- Goal of the exercise: Where does the string "time" appear in the records? Copy every line that contains it.

+++

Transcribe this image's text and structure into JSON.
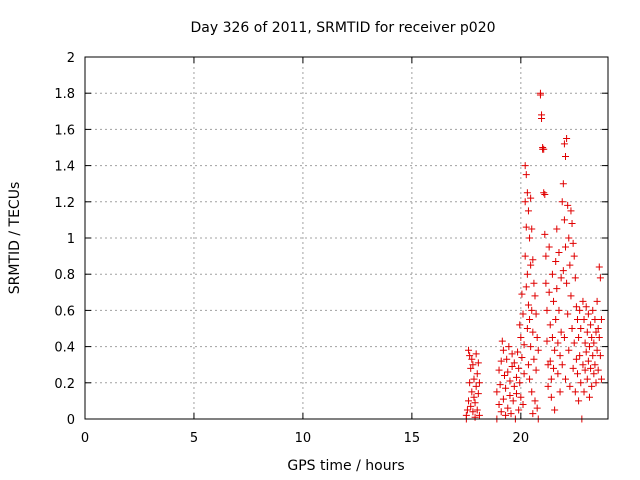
{
  "chart_data": {
    "type": "scatter",
    "title": "Day 326 of 2011, SRMTID for receiver p020",
    "xlabel": "GPS time / hours",
    "ylabel": "SRMTID / TECUs",
    "xlim": [
      0,
      24
    ],
    "ylim": [
      0,
      2
    ],
    "xticks": [
      0,
      5,
      10,
      15,
      20
    ],
    "yticks": [
      0,
      0.2,
      0.4,
      0.6,
      0.8,
      1,
      1.2,
      1.4,
      1.6,
      1.8,
      2
    ],
    "xtick_labels": [
      "0",
      "5",
      "10",
      "15",
      "20"
    ],
    "ytick_labels": [
      "0",
      "0.2",
      "0.4",
      "0.6",
      "0.8",
      "1",
      "1.2",
      "1.4",
      "1.6",
      "1.8",
      "2"
    ],
    "grid": true,
    "marker": "+",
    "color": "#e00000",
    "series": [
      {
        "name": "p020",
        "points": [
          [
            17.5,
            0.02
          ],
          [
            17.5,
            0.0
          ],
          [
            17.55,
            0.05
          ],
          [
            17.6,
            0.1
          ],
          [
            17.6,
            0.38
          ],
          [
            17.65,
            0.35
          ],
          [
            17.65,
            0.2
          ],
          [
            17.7,
            0.28
          ],
          [
            17.7,
            0.07
          ],
          [
            17.75,
            0.15
          ],
          [
            17.75,
            0.33
          ],
          [
            17.8,
            0.3
          ],
          [
            17.8,
            0.04
          ],
          [
            17.85,
            0.12
          ],
          [
            17.85,
            0.22
          ],
          [
            17.9,
            0.09
          ],
          [
            17.9,
            0.01
          ],
          [
            17.95,
            0.18
          ],
          [
            17.95,
            0.36
          ],
          [
            18.0,
            0.25
          ],
          [
            18.0,
            0.05
          ],
          [
            18.05,
            0.14
          ],
          [
            18.05,
            0.31
          ],
          [
            18.1,
            0.02
          ],
          [
            18.1,
            0.2
          ],
          [
            18.9,
            0.0
          ],
          [
            18.9,
            0.15
          ],
          [
            19.0,
            0.27
          ],
          [
            19.0,
            0.08
          ],
          [
            19.05,
            0.19
          ],
          [
            19.1,
            0.32
          ],
          [
            19.1,
            0.04
          ],
          [
            19.15,
            0.43
          ],
          [
            19.2,
            0.38
          ],
          [
            19.2,
            0.11
          ],
          [
            19.25,
            0.24
          ],
          [
            19.3,
            0.02
          ],
          [
            19.3,
            0.17
          ],
          [
            19.35,
            0.33
          ],
          [
            19.4,
            0.06
          ],
          [
            19.4,
            0.26
          ],
          [
            19.45,
            0.4
          ],
          [
            19.5,
            0.13
          ],
          [
            19.5,
            0.21
          ],
          [
            19.55,
            0.03
          ],
          [
            19.6,
            0.29
          ],
          [
            19.6,
            0.36
          ],
          [
            19.65,
            0.1
          ],
          [
            19.7,
            0.18
          ],
          [
            19.7,
            0.31
          ],
          [
            19.75,
            0.0
          ],
          [
            19.8,
            0.23
          ],
          [
            19.8,
            0.14
          ],
          [
            19.85,
            0.37
          ],
          [
            19.9,
            0.05
          ],
          [
            19.9,
            0.28
          ],
          [
            19.95,
            0.52
          ],
          [
            19.95,
            0.2
          ],
          [
            20.0,
            0.45
          ],
          [
            20.0,
            0.12
          ],
          [
            20.05,
            0.69
          ],
          [
            20.05,
            0.34
          ],
          [
            20.1,
            0.58
          ],
          [
            20.1,
            0.08
          ],
          [
            20.15,
            0.25
          ],
          [
            20.15,
            0.41
          ],
          [
            20.2,
            1.4
          ],
          [
            20.2,
            1.2
          ],
          [
            20.2,
            0.9
          ],
          [
            20.25,
            1.35
          ],
          [
            20.25,
            1.06
          ],
          [
            20.25,
            0.73
          ],
          [
            20.3,
            1.25
          ],
          [
            20.3,
            0.8
          ],
          [
            20.3,
            0.5
          ],
          [
            20.35,
            1.15
          ],
          [
            20.35,
            0.63
          ],
          [
            20.35,
            0.3
          ],
          [
            20.4,
            1.0
          ],
          [
            20.4,
            0.55
          ],
          [
            20.4,
            0.22
          ],
          [
            20.45,
            1.22
          ],
          [
            20.45,
            0.85
          ],
          [
            20.45,
            0.4
          ],
          [
            20.5,
            1.05
          ],
          [
            20.5,
            0.6
          ],
          [
            20.5,
            0.15
          ],
          [
            20.55,
            0.88
          ],
          [
            20.55,
            0.48
          ],
          [
            20.55,
            0.03
          ],
          [
            20.6,
            0.75
          ],
          [
            20.6,
            0.33
          ],
          [
            20.65,
            0.68
          ],
          [
            20.65,
            0.1
          ],
          [
            20.7,
            0.58
          ],
          [
            20.7,
            0.27
          ],
          [
            20.75,
            0.45
          ],
          [
            20.75,
            0.06
          ],
          [
            20.8,
            0.38
          ],
          [
            20.8,
            0.0
          ],
          [
            20.9,
            1.8
          ],
          [
            20.9,
            1.79
          ],
          [
            20.95,
            1.68
          ],
          [
            20.95,
            1.66
          ],
          [
            21.0,
            1.5
          ],
          [
            21.0,
            1.49
          ],
          [
            21.05,
            1.49
          ],
          [
            21.05,
            1.25
          ],
          [
            21.1,
            1.24
          ],
          [
            21.1,
            1.02
          ],
          [
            21.15,
            0.9
          ],
          [
            21.15,
            0.75
          ],
          [
            21.2,
            0.6
          ],
          [
            21.2,
            0.43
          ],
          [
            21.25,
            0.3
          ],
          [
            21.25,
            0.18
          ],
          [
            21.3,
            0.95
          ],
          [
            21.3,
            0.7
          ],
          [
            21.35,
            0.52
          ],
          [
            21.35,
            0.32
          ],
          [
            21.4,
            0.22
          ],
          [
            21.4,
            0.12
          ],
          [
            21.45,
            0.8
          ],
          [
            21.45,
            0.45
          ],
          [
            21.5,
            0.65
          ],
          [
            21.5,
            0.28
          ],
          [
            21.55,
            0.38
          ],
          [
            21.55,
            0.05
          ],
          [
            21.6,
            0.87
          ],
          [
            21.6,
            0.55
          ],
          [
            21.65,
            1.05
          ],
          [
            21.65,
            0.72
          ],
          [
            21.7,
            0.42
          ],
          [
            21.7,
            0.25
          ],
          [
            21.75,
            0.92
          ],
          [
            21.75,
            0.6
          ],
          [
            21.8,
            0.35
          ],
          [
            21.8,
            0.15
          ],
          [
            21.85,
            0.78
          ],
          [
            21.85,
            0.48
          ],
          [
            21.9,
            1.2
          ],
          [
            21.9,
            0.3
          ],
          [
            21.95,
            1.3
          ],
          [
            21.95,
            0.82
          ],
          [
            22.0,
            1.52
          ],
          [
            22.0,
            1.1
          ],
          [
            22.0,
            0.45
          ],
          [
            22.05,
            1.45
          ],
          [
            22.05,
            0.95
          ],
          [
            22.05,
            0.22
          ],
          [
            22.1,
            1.55
          ],
          [
            22.1,
            0.75
          ],
          [
            22.15,
            1.18
          ],
          [
            22.15,
            0.58
          ],
          [
            22.2,
            1.0
          ],
          [
            22.2,
            0.38
          ],
          [
            22.25,
            0.85
          ],
          [
            22.25,
            0.18
          ],
          [
            22.3,
            1.15
          ],
          [
            22.3,
            0.68
          ],
          [
            22.35,
            1.08
          ],
          [
            22.35,
            0.5
          ],
          [
            22.4,
            0.97
          ],
          [
            22.4,
            0.28
          ],
          [
            22.45,
            0.9
          ],
          [
            22.45,
            0.42
          ],
          [
            22.5,
            0.78
          ],
          [
            22.5,
            0.15
          ],
          [
            22.55,
            0.62
          ],
          [
            22.55,
            0.33
          ],
          [
            22.6,
            0.55
          ],
          [
            22.6,
            0.25
          ],
          [
            22.65,
            0.45
          ],
          [
            22.65,
            0.1
          ],
          [
            22.7,
            0.6
          ],
          [
            22.7,
            0.35
          ],
          [
            22.75,
            0.5
          ],
          [
            22.75,
            0.2
          ],
          [
            22.8,
            0.0
          ],
          [
            22.85,
            0.65
          ],
          [
            22.85,
            0.3
          ],
          [
            22.9,
            0.55
          ],
          [
            22.9,
            0.15
          ],
          [
            22.95,
            0.42
          ],
          [
            22.95,
            0.27
          ],
          [
            23.0,
            0.62
          ],
          [
            23.0,
            0.37
          ],
          [
            23.05,
            0.48
          ],
          [
            23.05,
            0.22
          ],
          [
            23.1,
            0.58
          ],
          [
            23.1,
            0.32
          ],
          [
            23.15,
            0.4
          ],
          [
            23.15,
            0.12
          ],
          [
            23.2,
            0.52
          ],
          [
            23.2,
            0.28
          ],
          [
            23.25,
            0.45
          ],
          [
            23.25,
            0.18
          ],
          [
            23.3,
            0.6
          ],
          [
            23.3,
            0.35
          ],
          [
            23.35,
            0.42
          ],
          [
            23.35,
            0.25
          ],
          [
            23.4,
            0.55
          ],
          [
            23.4,
            0.3
          ],
          [
            23.45,
            0.48
          ],
          [
            23.45,
            0.2
          ],
          [
            23.5,
            0.65
          ],
          [
            23.5,
            0.38
          ],
          [
            23.55,
            0.5
          ],
          [
            23.55,
            0.27
          ],
          [
            23.6,
            0.84
          ],
          [
            23.6,
            0.45
          ],
          [
            23.65,
            0.78
          ],
          [
            23.65,
            0.35
          ],
          [
            23.7,
            0.55
          ],
          [
            23.7,
            0.22
          ]
        ]
      }
    ]
  }
}
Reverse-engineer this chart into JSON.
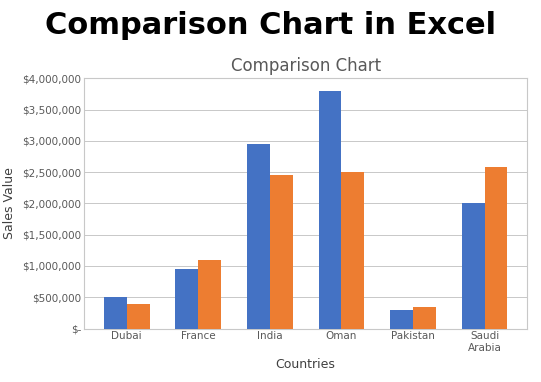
{
  "title_main": "Comparison Chart in Excel",
  "title_chart": "Comparison Chart",
  "xlabel": "Countries",
  "ylabel": "Sales Value",
  "categories": [
    "Dubai",
    "France",
    "India",
    "Oman",
    "Pakistan",
    "Saudi\nArabia"
  ],
  "series1": [
    500000,
    950000,
    2950000,
    3800000,
    300000,
    2000000
  ],
  "series2": [
    390000,
    1100000,
    2450000,
    2500000,
    340000,
    2580000
  ],
  "color1": "#4472C4",
  "color2": "#ED7D31",
  "ylim": [
    0,
    4000000
  ],
  "yticks": [
    0,
    500000,
    1000000,
    1500000,
    2000000,
    2500000,
    3000000,
    3500000,
    4000000
  ],
  "background_main": "#ffffff",
  "background_chart": "#ffffff",
  "grid_color": "#c8c8c8",
  "chart_border_color": "#c8c8c8",
  "title_main_fontsize": 22,
  "title_chart_fontsize": 12,
  "axis_label_fontsize": 9,
  "tick_fontsize": 7.5,
  "bar_width": 0.32
}
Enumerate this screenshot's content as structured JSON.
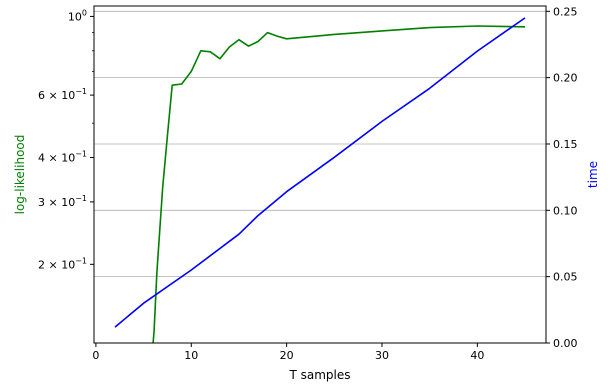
{
  "chart_data": {
    "type": "line",
    "xlabel": "T samples",
    "ylabel_left": "log-likelihood",
    "ylabel_right": "time",
    "colors": {
      "left": "#008000",
      "right": "#0000ff",
      "grid": "#b0b0b0",
      "axis": "#000000"
    },
    "xlim": [
      -0.2,
      47.2
    ],
    "x_ticks": [
      0,
      10,
      20,
      30,
      40
    ],
    "y_left": {
      "scale": "log",
      "lim": [
        0.12,
        1.07
      ],
      "ticks": [
        {
          "value": 1.0,
          "base": "10",
          "exp": "0"
        },
        {
          "value": 0.6,
          "base": "6 × 10",
          "exp": "−1"
        },
        {
          "value": 0.4,
          "base": "4 × 10",
          "exp": "−1"
        },
        {
          "value": 0.3,
          "base": "3 × 10",
          "exp": "−1"
        },
        {
          "value": 0.2,
          "base": "2 × 10",
          "exp": "−1"
        }
      ],
      "minor_ticks": [
        0.5,
        0.7,
        0.8,
        0.9
      ]
    },
    "y_right": {
      "scale": "linear",
      "lim": [
        0.0,
        0.254
      ],
      "ticks": [
        0.0,
        0.05,
        0.1,
        0.15,
        0.2,
        0.25
      ],
      "tick_labels": [
        "0.00",
        "0.05",
        "0.10",
        "0.15",
        "0.20",
        "0.25"
      ],
      "grid": true
    },
    "series": [
      {
        "axis": "left",
        "color": "#008000",
        "x": [
          6,
          6.1,
          6.4,
          7,
          7.5,
          8,
          9,
          10,
          11,
          12,
          13,
          14,
          15,
          16,
          17,
          18,
          19,
          20,
          25,
          30,
          35,
          40,
          45
        ],
        "y": [
          0.12,
          0.13,
          0.19,
          0.33,
          0.46,
          0.64,
          0.645,
          0.7,
          0.8,
          0.795,
          0.76,
          0.82,
          0.86,
          0.825,
          0.85,
          0.9,
          0.88,
          0.865,
          0.89,
          0.91,
          0.93,
          0.94,
          0.935
        ]
      },
      {
        "axis": "right",
        "color": "#0000ff",
        "x": [
          2,
          5,
          10,
          15,
          17,
          20,
          25,
          30,
          35,
          40,
          45
        ],
        "y": [
          0.012,
          0.03,
          0.055,
          0.082,
          0.096,
          0.114,
          0.14,
          0.167,
          0.192,
          0.22,
          0.245
        ]
      }
    ]
  }
}
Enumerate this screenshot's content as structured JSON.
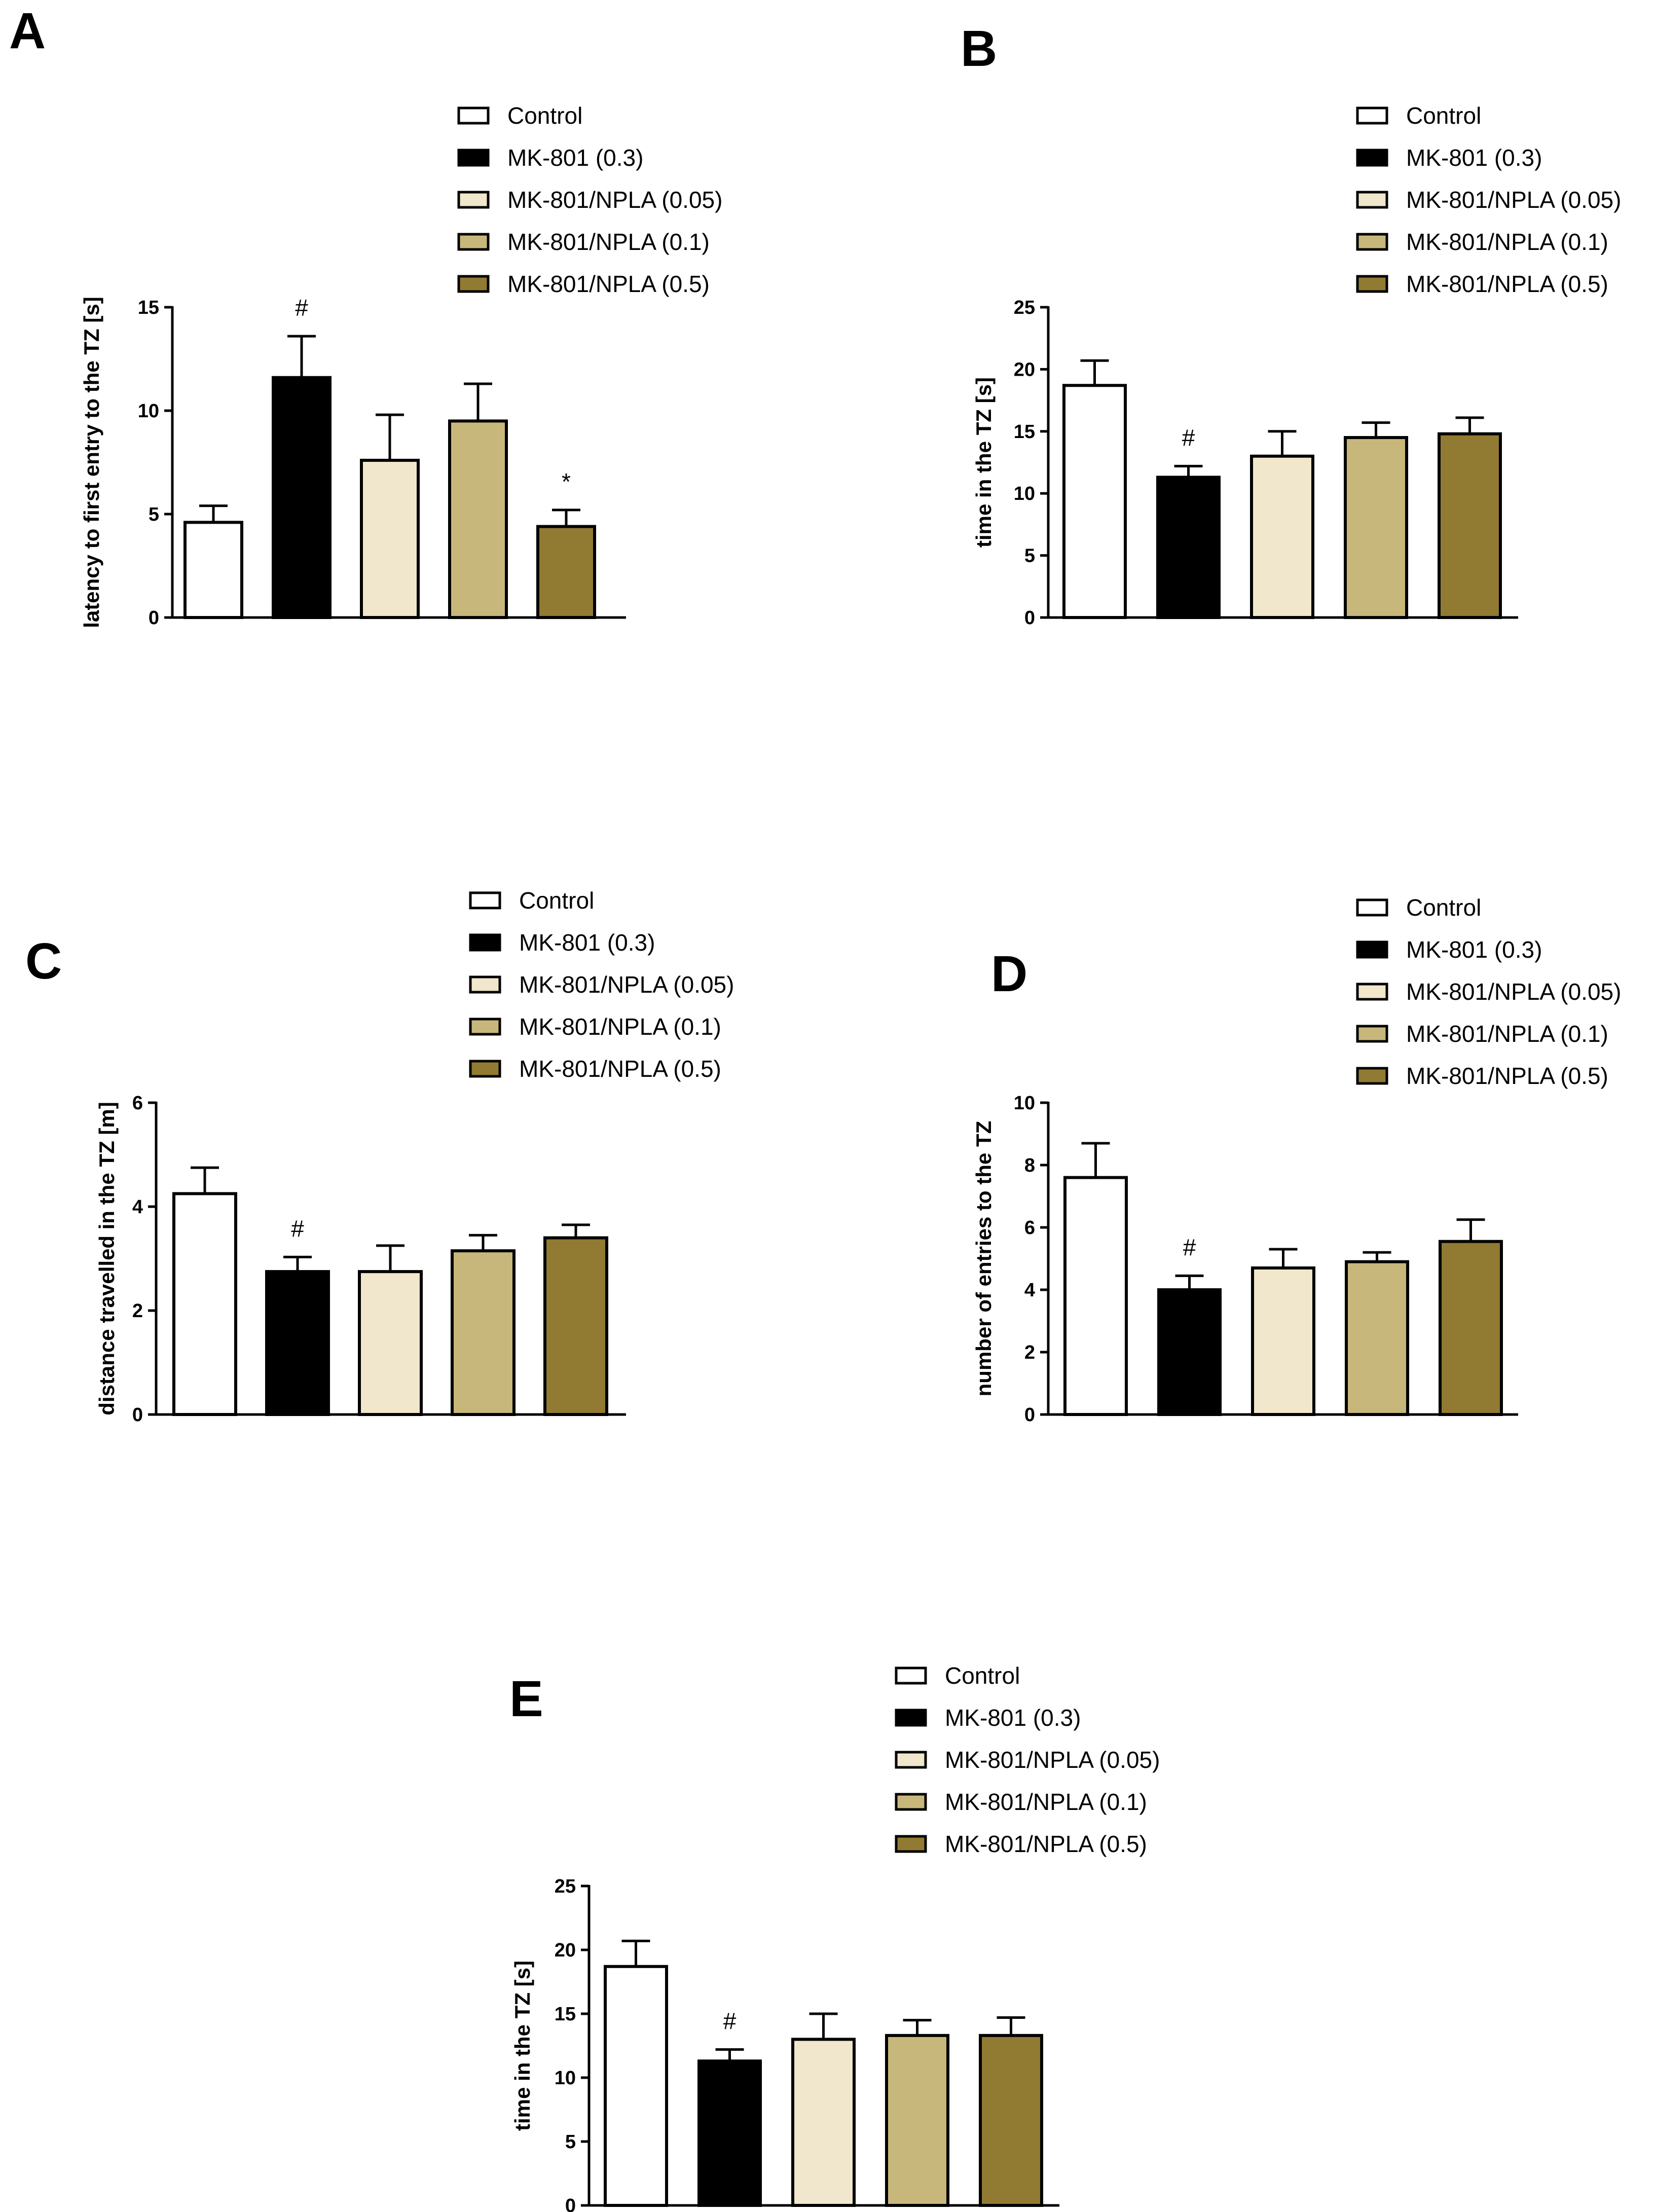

+++

- Output:
    "xlabel": "GPS time / hours",
    "ylabel_right": "time",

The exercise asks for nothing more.